*** Data rows
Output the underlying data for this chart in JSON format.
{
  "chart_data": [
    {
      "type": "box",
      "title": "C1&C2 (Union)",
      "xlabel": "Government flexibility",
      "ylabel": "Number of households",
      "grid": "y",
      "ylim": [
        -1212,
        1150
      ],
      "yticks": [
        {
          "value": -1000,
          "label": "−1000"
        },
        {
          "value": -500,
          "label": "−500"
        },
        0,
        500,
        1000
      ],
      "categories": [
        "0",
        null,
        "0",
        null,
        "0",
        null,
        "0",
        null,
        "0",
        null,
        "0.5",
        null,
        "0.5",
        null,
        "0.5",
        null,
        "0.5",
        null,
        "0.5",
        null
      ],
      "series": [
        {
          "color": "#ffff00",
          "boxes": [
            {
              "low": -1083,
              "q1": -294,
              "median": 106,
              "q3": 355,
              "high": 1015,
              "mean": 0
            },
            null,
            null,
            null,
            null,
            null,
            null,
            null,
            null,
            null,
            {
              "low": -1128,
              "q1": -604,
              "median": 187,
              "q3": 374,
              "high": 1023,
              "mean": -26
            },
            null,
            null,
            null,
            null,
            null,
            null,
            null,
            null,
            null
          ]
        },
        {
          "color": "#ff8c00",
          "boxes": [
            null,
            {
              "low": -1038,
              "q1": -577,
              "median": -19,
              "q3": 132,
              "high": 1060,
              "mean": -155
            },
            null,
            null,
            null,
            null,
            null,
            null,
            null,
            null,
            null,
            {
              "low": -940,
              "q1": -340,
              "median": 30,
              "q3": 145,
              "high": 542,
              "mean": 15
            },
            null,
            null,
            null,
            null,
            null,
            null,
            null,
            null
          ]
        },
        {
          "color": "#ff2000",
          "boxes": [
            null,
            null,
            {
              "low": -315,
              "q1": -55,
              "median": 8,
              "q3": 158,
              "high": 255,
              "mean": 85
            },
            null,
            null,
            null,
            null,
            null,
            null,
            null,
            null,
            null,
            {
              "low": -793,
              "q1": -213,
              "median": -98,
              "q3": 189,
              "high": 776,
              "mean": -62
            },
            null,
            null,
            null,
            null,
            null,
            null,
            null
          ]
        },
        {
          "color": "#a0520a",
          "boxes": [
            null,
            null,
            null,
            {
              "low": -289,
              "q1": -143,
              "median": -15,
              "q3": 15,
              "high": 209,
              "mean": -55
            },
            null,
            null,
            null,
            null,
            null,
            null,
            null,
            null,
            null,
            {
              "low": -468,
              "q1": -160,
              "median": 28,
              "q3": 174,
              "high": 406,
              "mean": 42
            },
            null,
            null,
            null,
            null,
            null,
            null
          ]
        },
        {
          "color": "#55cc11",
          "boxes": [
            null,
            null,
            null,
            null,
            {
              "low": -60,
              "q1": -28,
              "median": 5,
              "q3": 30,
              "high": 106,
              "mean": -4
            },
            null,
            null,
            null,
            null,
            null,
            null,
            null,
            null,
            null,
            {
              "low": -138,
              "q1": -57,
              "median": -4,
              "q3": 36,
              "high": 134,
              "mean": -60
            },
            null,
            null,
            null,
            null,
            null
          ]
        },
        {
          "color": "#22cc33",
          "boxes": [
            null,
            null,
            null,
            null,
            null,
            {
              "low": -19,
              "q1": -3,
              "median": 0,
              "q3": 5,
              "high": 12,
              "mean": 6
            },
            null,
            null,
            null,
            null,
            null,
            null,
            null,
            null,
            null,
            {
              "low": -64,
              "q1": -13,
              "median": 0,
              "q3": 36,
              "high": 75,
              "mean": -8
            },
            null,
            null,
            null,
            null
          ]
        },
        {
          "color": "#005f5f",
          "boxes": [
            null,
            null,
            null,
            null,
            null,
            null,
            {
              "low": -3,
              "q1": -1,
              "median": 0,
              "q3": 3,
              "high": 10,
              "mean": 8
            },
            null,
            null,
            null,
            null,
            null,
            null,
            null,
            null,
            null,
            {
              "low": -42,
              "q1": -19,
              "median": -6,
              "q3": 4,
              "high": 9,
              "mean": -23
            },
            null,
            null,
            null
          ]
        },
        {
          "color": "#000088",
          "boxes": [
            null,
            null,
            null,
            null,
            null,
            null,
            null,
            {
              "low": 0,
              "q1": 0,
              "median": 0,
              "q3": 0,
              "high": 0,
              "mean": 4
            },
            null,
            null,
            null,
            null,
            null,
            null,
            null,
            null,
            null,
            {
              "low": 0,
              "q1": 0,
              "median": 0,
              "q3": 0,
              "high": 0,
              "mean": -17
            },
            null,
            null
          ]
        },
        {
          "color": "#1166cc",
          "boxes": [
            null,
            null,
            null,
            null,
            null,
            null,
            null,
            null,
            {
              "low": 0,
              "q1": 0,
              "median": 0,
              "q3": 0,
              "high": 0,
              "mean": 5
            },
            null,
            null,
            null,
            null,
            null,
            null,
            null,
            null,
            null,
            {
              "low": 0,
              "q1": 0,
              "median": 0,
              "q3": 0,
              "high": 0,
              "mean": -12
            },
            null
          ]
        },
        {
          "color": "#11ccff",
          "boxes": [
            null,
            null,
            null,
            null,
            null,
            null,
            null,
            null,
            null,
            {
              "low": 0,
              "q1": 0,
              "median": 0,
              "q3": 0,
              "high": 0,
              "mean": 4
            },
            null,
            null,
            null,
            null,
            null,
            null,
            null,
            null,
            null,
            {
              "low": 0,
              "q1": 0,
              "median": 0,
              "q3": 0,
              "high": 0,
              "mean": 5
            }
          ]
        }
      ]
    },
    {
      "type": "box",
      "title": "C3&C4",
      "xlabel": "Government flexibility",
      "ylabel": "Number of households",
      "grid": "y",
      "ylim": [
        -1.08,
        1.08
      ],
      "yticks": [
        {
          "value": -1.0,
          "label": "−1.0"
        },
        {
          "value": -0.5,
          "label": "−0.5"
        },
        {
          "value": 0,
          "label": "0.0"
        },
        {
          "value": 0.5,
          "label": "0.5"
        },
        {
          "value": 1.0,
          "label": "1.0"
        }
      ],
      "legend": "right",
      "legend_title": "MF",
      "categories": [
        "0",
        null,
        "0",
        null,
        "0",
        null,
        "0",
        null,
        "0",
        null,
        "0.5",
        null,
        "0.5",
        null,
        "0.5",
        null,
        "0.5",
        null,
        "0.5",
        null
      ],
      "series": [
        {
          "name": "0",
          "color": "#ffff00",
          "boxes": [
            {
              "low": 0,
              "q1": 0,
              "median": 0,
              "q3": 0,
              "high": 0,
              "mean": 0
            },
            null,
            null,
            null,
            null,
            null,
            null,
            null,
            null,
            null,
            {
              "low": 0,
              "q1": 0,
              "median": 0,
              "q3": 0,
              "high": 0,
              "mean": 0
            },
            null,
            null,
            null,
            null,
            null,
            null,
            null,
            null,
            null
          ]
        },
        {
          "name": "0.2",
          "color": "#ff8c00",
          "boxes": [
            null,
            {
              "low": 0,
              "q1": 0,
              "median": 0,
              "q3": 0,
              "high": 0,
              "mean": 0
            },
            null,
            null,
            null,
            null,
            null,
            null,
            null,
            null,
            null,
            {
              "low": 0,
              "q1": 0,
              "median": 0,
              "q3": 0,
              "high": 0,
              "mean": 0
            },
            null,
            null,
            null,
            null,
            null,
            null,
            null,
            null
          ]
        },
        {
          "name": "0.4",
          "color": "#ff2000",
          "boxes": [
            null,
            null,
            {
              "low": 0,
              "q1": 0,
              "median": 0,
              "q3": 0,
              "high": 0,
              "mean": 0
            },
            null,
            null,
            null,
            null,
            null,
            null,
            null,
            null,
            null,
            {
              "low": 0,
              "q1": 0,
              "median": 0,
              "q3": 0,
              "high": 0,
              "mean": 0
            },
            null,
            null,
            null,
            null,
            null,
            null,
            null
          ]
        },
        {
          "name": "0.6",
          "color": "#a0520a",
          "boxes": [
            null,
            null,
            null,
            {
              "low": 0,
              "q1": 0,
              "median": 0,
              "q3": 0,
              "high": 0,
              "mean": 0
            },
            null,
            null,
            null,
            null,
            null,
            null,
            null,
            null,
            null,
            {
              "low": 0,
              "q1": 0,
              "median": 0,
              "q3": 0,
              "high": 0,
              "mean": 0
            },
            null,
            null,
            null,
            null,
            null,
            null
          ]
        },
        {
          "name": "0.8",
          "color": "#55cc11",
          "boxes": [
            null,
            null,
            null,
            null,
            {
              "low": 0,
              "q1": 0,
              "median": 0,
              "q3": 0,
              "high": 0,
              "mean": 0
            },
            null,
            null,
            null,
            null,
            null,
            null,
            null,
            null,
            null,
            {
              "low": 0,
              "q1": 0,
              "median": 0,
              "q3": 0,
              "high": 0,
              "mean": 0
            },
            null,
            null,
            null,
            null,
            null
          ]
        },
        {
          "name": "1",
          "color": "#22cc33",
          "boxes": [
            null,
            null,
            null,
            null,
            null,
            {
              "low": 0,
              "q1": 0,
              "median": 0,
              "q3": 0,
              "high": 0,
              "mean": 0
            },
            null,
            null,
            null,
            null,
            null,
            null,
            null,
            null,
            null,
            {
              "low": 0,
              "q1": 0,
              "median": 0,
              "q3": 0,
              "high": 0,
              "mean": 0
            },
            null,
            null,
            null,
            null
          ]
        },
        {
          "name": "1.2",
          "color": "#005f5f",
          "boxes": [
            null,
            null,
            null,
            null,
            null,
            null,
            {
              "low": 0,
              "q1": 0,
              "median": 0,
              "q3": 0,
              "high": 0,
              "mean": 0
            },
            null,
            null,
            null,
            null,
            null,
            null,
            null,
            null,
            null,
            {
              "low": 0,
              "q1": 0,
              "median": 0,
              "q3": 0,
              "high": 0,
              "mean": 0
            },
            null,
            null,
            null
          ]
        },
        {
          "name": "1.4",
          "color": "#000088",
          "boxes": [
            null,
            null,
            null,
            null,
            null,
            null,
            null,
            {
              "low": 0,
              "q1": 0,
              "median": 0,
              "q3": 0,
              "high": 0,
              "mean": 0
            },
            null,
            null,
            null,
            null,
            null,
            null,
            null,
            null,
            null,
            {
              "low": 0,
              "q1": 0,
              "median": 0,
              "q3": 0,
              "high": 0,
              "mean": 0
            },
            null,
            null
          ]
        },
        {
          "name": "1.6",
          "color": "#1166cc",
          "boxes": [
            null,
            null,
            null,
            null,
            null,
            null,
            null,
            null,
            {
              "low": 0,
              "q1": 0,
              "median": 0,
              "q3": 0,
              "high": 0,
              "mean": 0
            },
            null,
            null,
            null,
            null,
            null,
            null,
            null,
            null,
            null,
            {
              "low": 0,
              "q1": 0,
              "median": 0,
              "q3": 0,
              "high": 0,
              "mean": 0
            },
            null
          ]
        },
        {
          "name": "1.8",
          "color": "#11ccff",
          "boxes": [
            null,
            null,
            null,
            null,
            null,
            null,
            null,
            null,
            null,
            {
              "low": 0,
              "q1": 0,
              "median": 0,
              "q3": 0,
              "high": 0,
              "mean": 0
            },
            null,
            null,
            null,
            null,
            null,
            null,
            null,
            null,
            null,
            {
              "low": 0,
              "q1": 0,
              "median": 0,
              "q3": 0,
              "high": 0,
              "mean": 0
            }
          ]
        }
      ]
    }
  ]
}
******
Find every line in the records above that contains the word "name", and copy each one.

■ **Solution for this exercise**:
          "name": "0",
          "name": "0.2",
          "name": "0.4",
          "name": "0.6",
          "name": "0.8",
          "name": "1",
          "name": "1.2",
          "name": "1.4",
          "name": "1.6",
          "name": "1.8",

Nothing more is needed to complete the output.